*** Exercise material ***

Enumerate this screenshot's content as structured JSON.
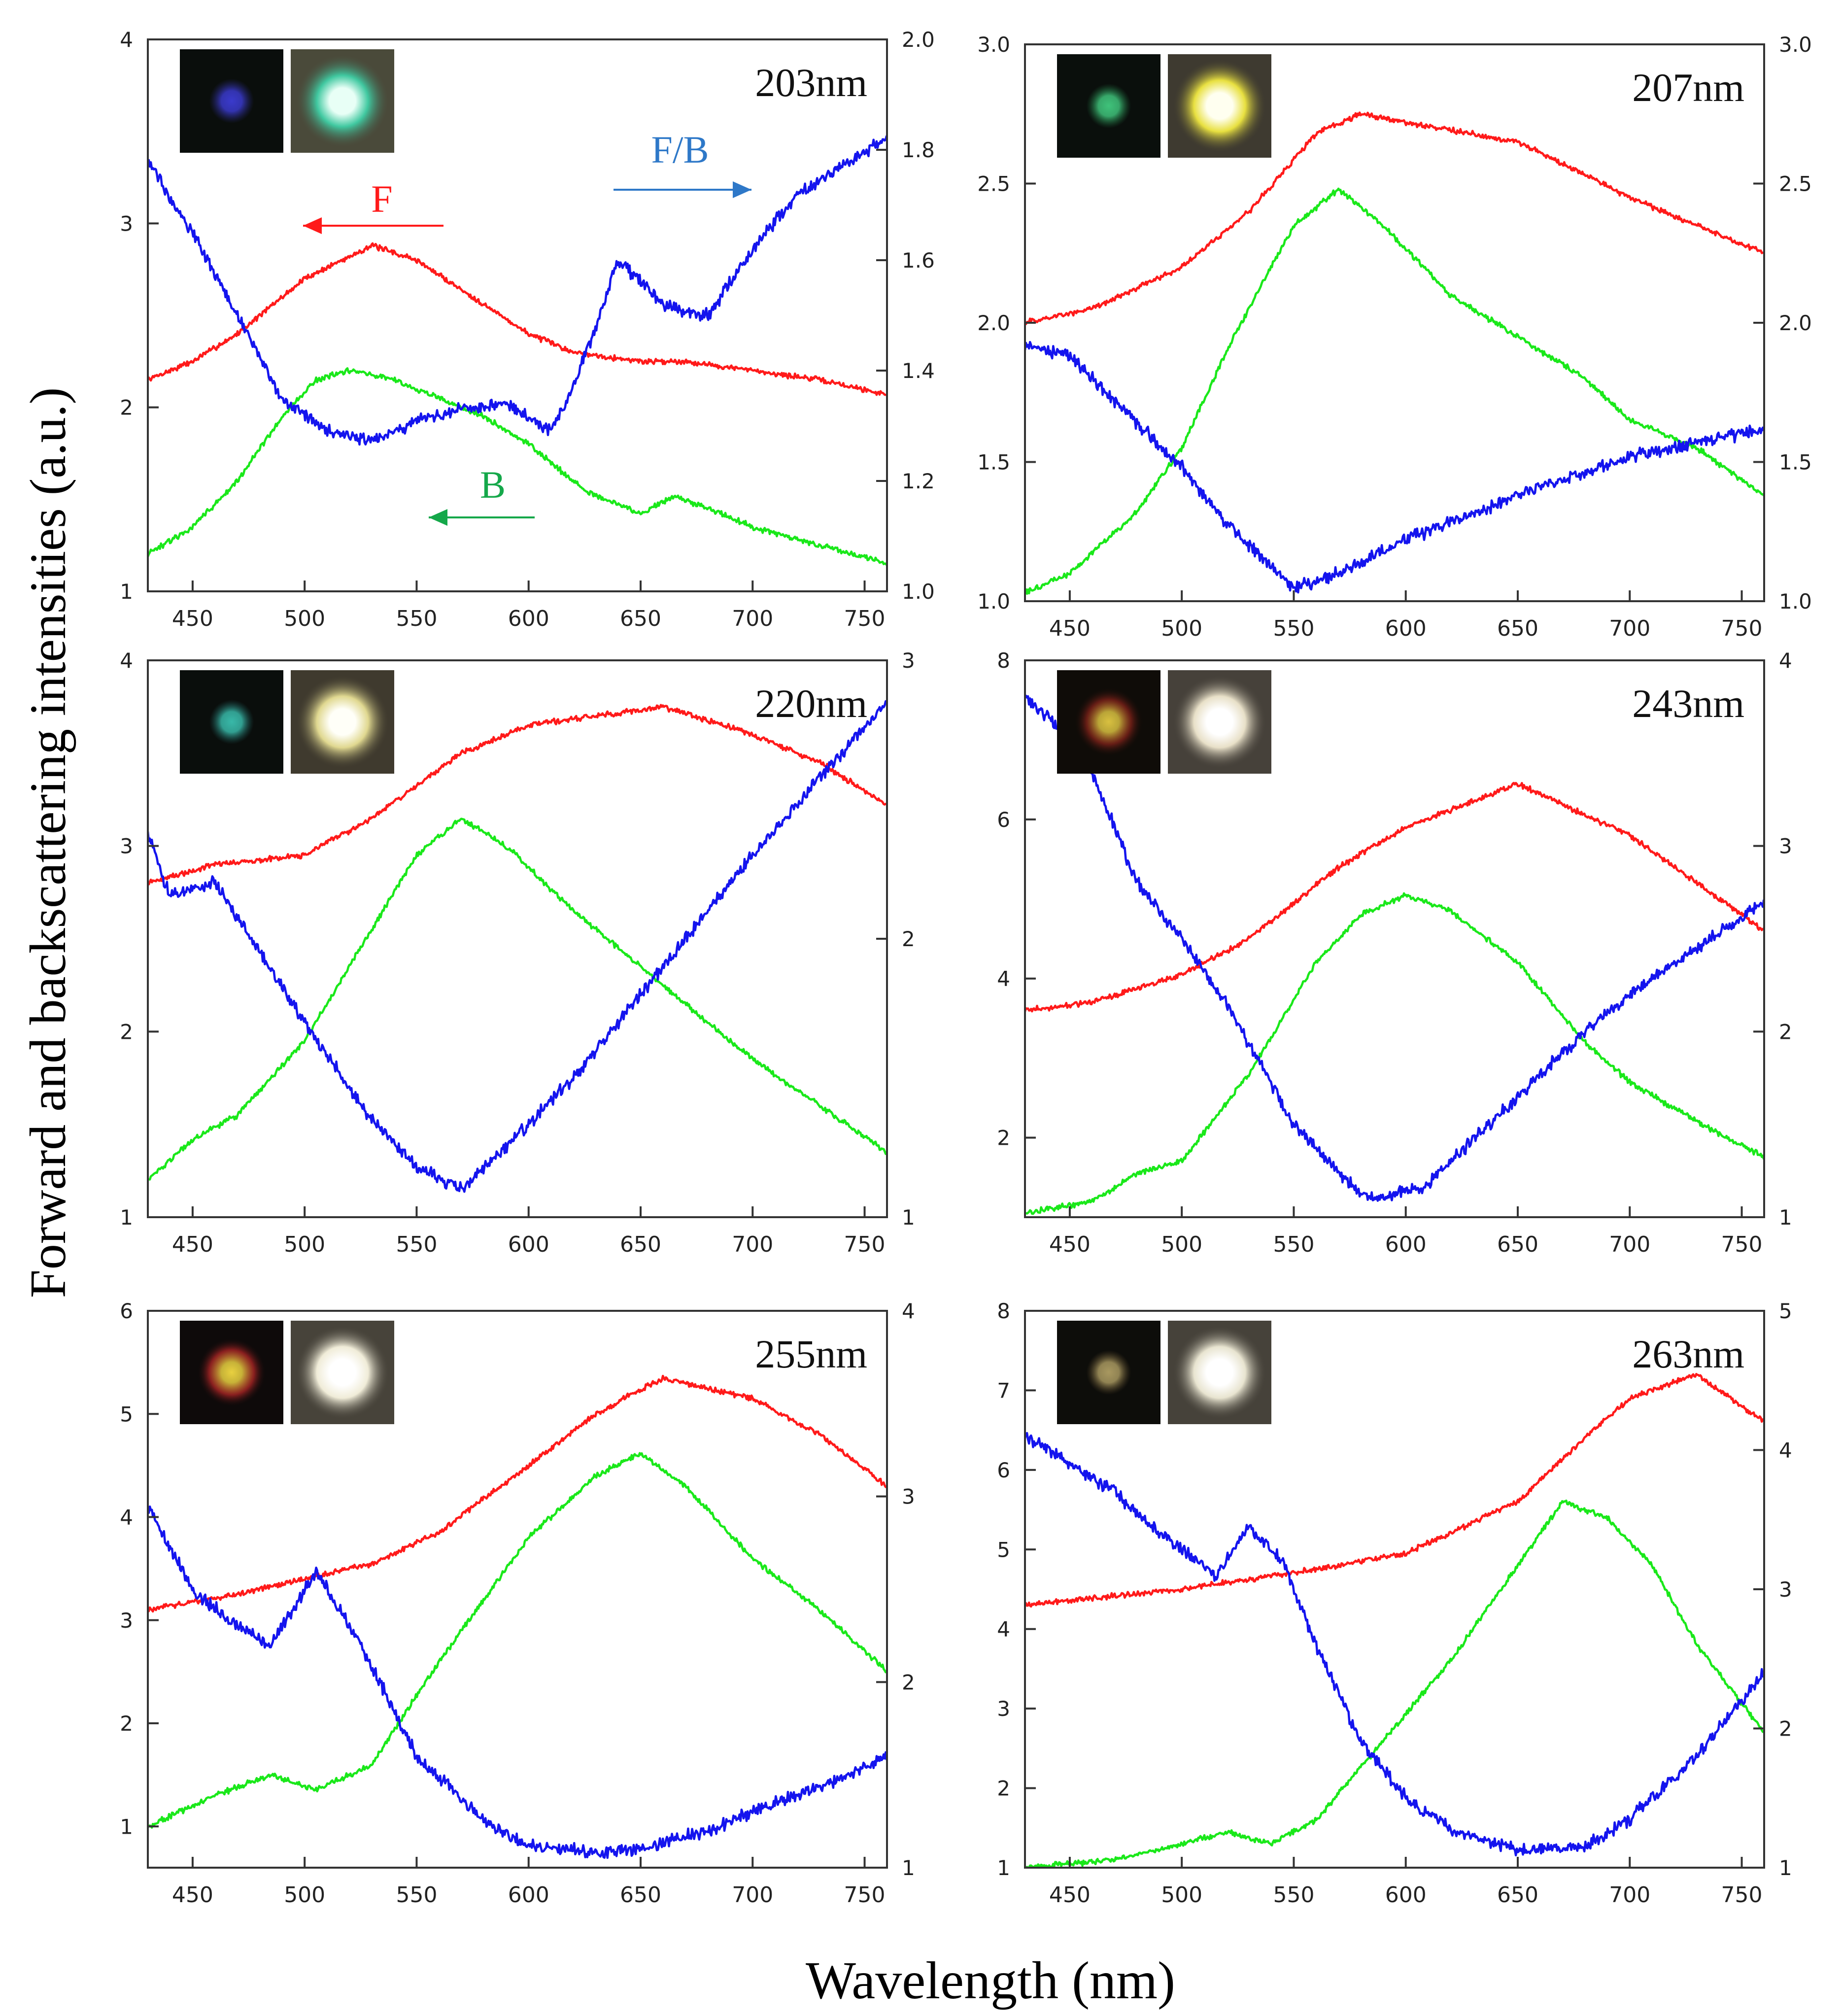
{
  "figure": {
    "ylabel": "Forward and backscattering intensities (a.u.)",
    "xlabel": "Wavelength (nm)"
  },
  "colors": {
    "F": "#ff1a1a",
    "B": "#1ae81a",
    "FB": "#1414ee",
    "axis": "#333333"
  },
  "chart_data": [
    {
      "type": "line",
      "title": "203nm",
      "xlim": [
        430,
        760
      ],
      "xticks": [
        450,
        500,
        550,
        600,
        650,
        700,
        750
      ],
      "ylim": [
        1,
        4
      ],
      "yticks": [
        1,
        2,
        3,
        4
      ],
      "ytick_labels": [
        "1",
        "2",
        "3",
        "4"
      ],
      "y2lim": [
        1.0,
        2.0
      ],
      "y2ticks": [
        1.0,
        1.2,
        1.4,
        1.6,
        1.8,
        2.0
      ],
      "y2tick_labels": [
        "1.0",
        "1.2",
        "1.4",
        "1.6",
        "1.8",
        "2.0"
      ],
      "annotations": [
        {
          "text": "F",
          "series": "F",
          "direction": "left"
        },
        {
          "text": "B",
          "series": "B",
          "direction": "left"
        },
        {
          "text": "F/B",
          "series": "F/B",
          "direction": "right"
        }
      ],
      "series": [
        {
          "name": "F",
          "axis": "left",
          "x": [
            430,
            450,
            470,
            500,
            530,
            550,
            575,
            600,
            620,
            650,
            670,
            700,
            730,
            760
          ],
          "y": [
            2.15,
            2.25,
            2.4,
            2.7,
            2.88,
            2.8,
            2.6,
            2.4,
            2.3,
            2.25,
            2.25,
            2.2,
            2.15,
            2.07
          ]
        },
        {
          "name": "B",
          "axis": "left",
          "x": [
            430,
            450,
            470,
            490,
            505,
            520,
            540,
            560,
            580,
            600,
            625,
            650,
            665,
            680,
            700,
            730,
            760
          ],
          "y": [
            1.2,
            1.35,
            1.6,
            1.95,
            2.15,
            2.2,
            2.15,
            2.05,
            1.95,
            1.8,
            1.55,
            1.42,
            1.52,
            1.45,
            1.35,
            1.25,
            1.15
          ]
        },
        {
          "name": "F/B",
          "axis": "right",
          "x": [
            430,
            450,
            470,
            490,
            510,
            530,
            550,
            570,
            590,
            610,
            620,
            630,
            640,
            660,
            680,
            700,
            720,
            740,
            760
          ],
          "y": [
            1.78,
            1.65,
            1.5,
            1.35,
            1.29,
            1.27,
            1.31,
            1.33,
            1.34,
            1.29,
            1.37,
            1.48,
            1.6,
            1.52,
            1.5,
            1.62,
            1.72,
            1.77,
            1.82
          ]
        }
      ]
    },
    {
      "type": "line",
      "title": "207nm",
      "xlim": [
        430,
        760
      ],
      "xticks": [
        450,
        500,
        550,
        600,
        650,
        700,
        750
      ],
      "ylim": [
        1.0,
        3.0
      ],
      "yticks": [
        1.0,
        1.5,
        2.0,
        2.5,
        3.0
      ],
      "ytick_labels": [
        "1.0",
        "1.5",
        "2.0",
        "2.5",
        "3.0"
      ],
      "y2lim": [
        1.0,
        3.0
      ],
      "y2ticks": [
        1.0,
        1.5,
        2.0,
        2.5,
        3.0
      ],
      "y2tick_labels": [
        "1.0",
        "1.5",
        "2.0",
        "2.5",
        "3.0"
      ],
      "annotations": [],
      "series": [
        {
          "name": "F",
          "axis": "left",
          "x": [
            430,
            460,
            500,
            530,
            560,
            580,
            600,
            650,
            700,
            760
          ],
          "y": [
            2.0,
            2.05,
            2.2,
            2.4,
            2.68,
            2.75,
            2.72,
            2.65,
            2.45,
            2.25
          ]
        },
        {
          "name": "B",
          "axis": "left",
          "x": [
            430,
            450,
            480,
            500,
            520,
            550,
            570,
            590,
            620,
            650,
            680,
            700,
            730,
            760
          ],
          "y": [
            1.03,
            1.1,
            1.32,
            1.55,
            1.9,
            2.35,
            2.48,
            2.35,
            2.1,
            1.95,
            1.8,
            1.65,
            1.55,
            1.38
          ]
        },
        {
          "name": "F/B",
          "axis": "right",
          "x": [
            430,
            450,
            470,
            500,
            520,
            550,
            570,
            600,
            650,
            700,
            730,
            760
          ],
          "y": [
            1.92,
            1.88,
            1.72,
            1.48,
            1.28,
            1.05,
            1.1,
            1.22,
            1.38,
            1.52,
            1.57,
            1.62
          ]
        }
      ]
    },
    {
      "type": "line",
      "title": "220nm",
      "xlim": [
        430,
        760
      ],
      "xticks": [
        450,
        500,
        550,
        600,
        650,
        700,
        750
      ],
      "ylim": [
        1,
        4
      ],
      "yticks": [
        1,
        2,
        3,
        4
      ],
      "ytick_labels": [
        "1",
        "2",
        "3",
        "4"
      ],
      "y2lim": [
        1,
        3
      ],
      "y2ticks": [
        1,
        2,
        3
      ],
      "y2tick_labels": [
        "1",
        "2",
        "3"
      ],
      "annotations": [],
      "series": [
        {
          "name": "F",
          "axis": "left",
          "x": [
            430,
            460,
            500,
            530,
            570,
            600,
            660,
            700,
            730,
            760
          ],
          "y": [
            2.8,
            2.9,
            2.95,
            3.15,
            3.5,
            3.65,
            3.75,
            3.6,
            3.45,
            3.22
          ]
        },
        {
          "name": "B",
          "axis": "left",
          "x": [
            430,
            450,
            470,
            500,
            530,
            550,
            570,
            590,
            620,
            650,
            680,
            700,
            730,
            760
          ],
          "y": [
            1.2,
            1.42,
            1.55,
            1.95,
            2.55,
            2.95,
            3.15,
            3.0,
            2.65,
            2.35,
            2.05,
            1.85,
            1.6,
            1.35
          ]
        },
        {
          "name": "F/B",
          "axis": "right",
          "x": [
            430,
            440,
            460,
            480,
            500,
            530,
            550,
            570,
            590,
            620,
            650,
            680,
            700,
            730,
            760
          ],
          "y": [
            2.38,
            2.15,
            2.2,
            1.95,
            1.7,
            1.35,
            1.18,
            1.1,
            1.25,
            1.5,
            1.8,
            2.1,
            2.3,
            2.58,
            2.85
          ]
        }
      ]
    },
    {
      "type": "line",
      "title": "243nm",
      "xlim": [
        430,
        760
      ],
      "xticks": [
        450,
        500,
        550,
        600,
        650,
        700,
        750
      ],
      "ylim": [
        1,
        8
      ],
      "yticks": [
        2,
        4,
        6,
        8
      ],
      "ytick_labels": [
        "2",
        "4",
        "6",
        "8"
      ],
      "y2lim": [
        1,
        4
      ],
      "y2ticks": [
        1,
        2,
        3,
        4
      ],
      "y2tick_labels": [
        "1",
        "2",
        "3",
        "4"
      ],
      "annotations": [],
      "series": [
        {
          "name": "F",
          "axis": "left",
          "x": [
            430,
            460,
            500,
            530,
            570,
            600,
            650,
            700,
            760
          ],
          "y": [
            3.6,
            3.7,
            4.05,
            4.5,
            5.4,
            5.9,
            6.45,
            5.8,
            4.6
          ]
        },
        {
          "name": "B",
          "axis": "left",
          "x": [
            430,
            460,
            480,
            500,
            530,
            560,
            580,
            600,
            620,
            650,
            680,
            700,
            730,
            760
          ],
          "y": [
            1.05,
            1.2,
            1.55,
            1.7,
            2.8,
            4.2,
            4.8,
            5.05,
            4.85,
            4.2,
            3.2,
            2.7,
            2.2,
            1.75
          ]
        },
        {
          "name": "F/B",
          "axis": "right",
          "x": [
            430,
            440,
            460,
            480,
            500,
            520,
            550,
            580,
            590,
            610,
            650,
            680,
            700,
            730,
            760
          ],
          "y": [
            3.8,
            3.7,
            3.4,
            2.8,
            2.5,
            2.15,
            1.5,
            1.12,
            1.1,
            1.18,
            1.65,
            2.0,
            2.2,
            2.45,
            2.7
          ]
        }
      ]
    },
    {
      "type": "line",
      "title": "255nm",
      "xlim": [
        430,
        760
      ],
      "xticks": [
        450,
        500,
        550,
        600,
        650,
        700,
        750
      ],
      "ylim": [
        0.6,
        6
      ],
      "yticks": [
        1,
        2,
        3,
        4,
        5,
        6
      ],
      "ytick_labels": [
        "1",
        "2",
        "3",
        "4",
        "5",
        "6"
      ],
      "y2lim": [
        1,
        4
      ],
      "y2ticks": [
        1,
        2,
        3,
        4
      ],
      "y2tick_labels": [
        "1",
        "2",
        "3",
        "4"
      ],
      "annotations": [],
      "series": [
        {
          "name": "F",
          "axis": "left",
          "x": [
            430,
            470,
            500,
            530,
            560,
            600,
            630,
            660,
            700,
            730,
            760
          ],
          "y": [
            3.1,
            3.25,
            3.4,
            3.55,
            3.85,
            4.5,
            5.0,
            5.35,
            5.15,
            4.8,
            4.3
          ]
        },
        {
          "name": "B",
          "axis": "left",
          "x": [
            430,
            460,
            485,
            505,
            530,
            560,
            600,
            630,
            650,
            670,
            700,
            730,
            760
          ],
          "y": [
            1.0,
            1.3,
            1.5,
            1.35,
            1.6,
            2.6,
            3.8,
            4.4,
            4.62,
            4.3,
            3.6,
            3.1,
            2.5
          ]
        },
        {
          "name": "F/B",
          "axis": "right",
          "x": [
            430,
            450,
            470,
            485,
            505,
            525,
            550,
            580,
            600,
            630,
            650,
            680,
            710,
            740,
            760
          ],
          "y": [
            2.95,
            2.5,
            2.3,
            2.2,
            2.6,
            2.2,
            1.6,
            1.25,
            1.12,
            1.08,
            1.1,
            1.2,
            1.35,
            1.48,
            1.6
          ]
        }
      ]
    },
    {
      "type": "line",
      "title": "263nm",
      "xlim": [
        430,
        760
      ],
      "xticks": [
        450,
        500,
        550,
        600,
        650,
        700,
        750
      ],
      "ylim": [
        1,
        8
      ],
      "yticks": [
        1,
        2,
        3,
        4,
        5,
        6,
        7,
        8
      ],
      "ytick_labels": [
        "1",
        "2",
        "3",
        "4",
        "5",
        "6",
        "7",
        "8"
      ],
      "y2lim": [
        1,
        5
      ],
      "y2ticks": [
        1,
        2,
        3,
        4,
        5
      ],
      "y2tick_labels": [
        "1",
        "2",
        "3",
        "4",
        "5"
      ],
      "annotations": [],
      "series": [
        {
          "name": "F",
          "axis": "left",
          "x": [
            430,
            500,
            560,
            600,
            650,
            680,
            700,
            730,
            760
          ],
          "y": [
            4.3,
            4.5,
            4.75,
            4.95,
            5.6,
            6.4,
            6.9,
            7.2,
            6.6
          ]
        },
        {
          "name": "B",
          "axis": "left",
          "x": [
            430,
            470,
            500,
            520,
            540,
            560,
            590,
            620,
            650,
            670,
            690,
            710,
            730,
            760
          ],
          "y": [
            1.0,
            1.1,
            1.3,
            1.45,
            1.3,
            1.6,
            2.6,
            3.6,
            4.8,
            5.6,
            5.4,
            4.8,
            3.8,
            2.7
          ]
        },
        {
          "name": "F/B",
          "axis": "right",
          "x": [
            430,
            450,
            470,
            490,
            515,
            530,
            545,
            560,
            580,
            600,
            620,
            650,
            680,
            700,
            730,
            760
          ],
          "y": [
            4.1,
            3.9,
            3.7,
            3.4,
            3.1,
            3.45,
            3.2,
            2.6,
            1.9,
            1.5,
            1.28,
            1.12,
            1.15,
            1.35,
            1.8,
            2.4
          ]
        }
      ]
    }
  ]
}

***

## To be done
Across the records above, count the lines holding "title" and reply with that number alone.

## Exercise solution
6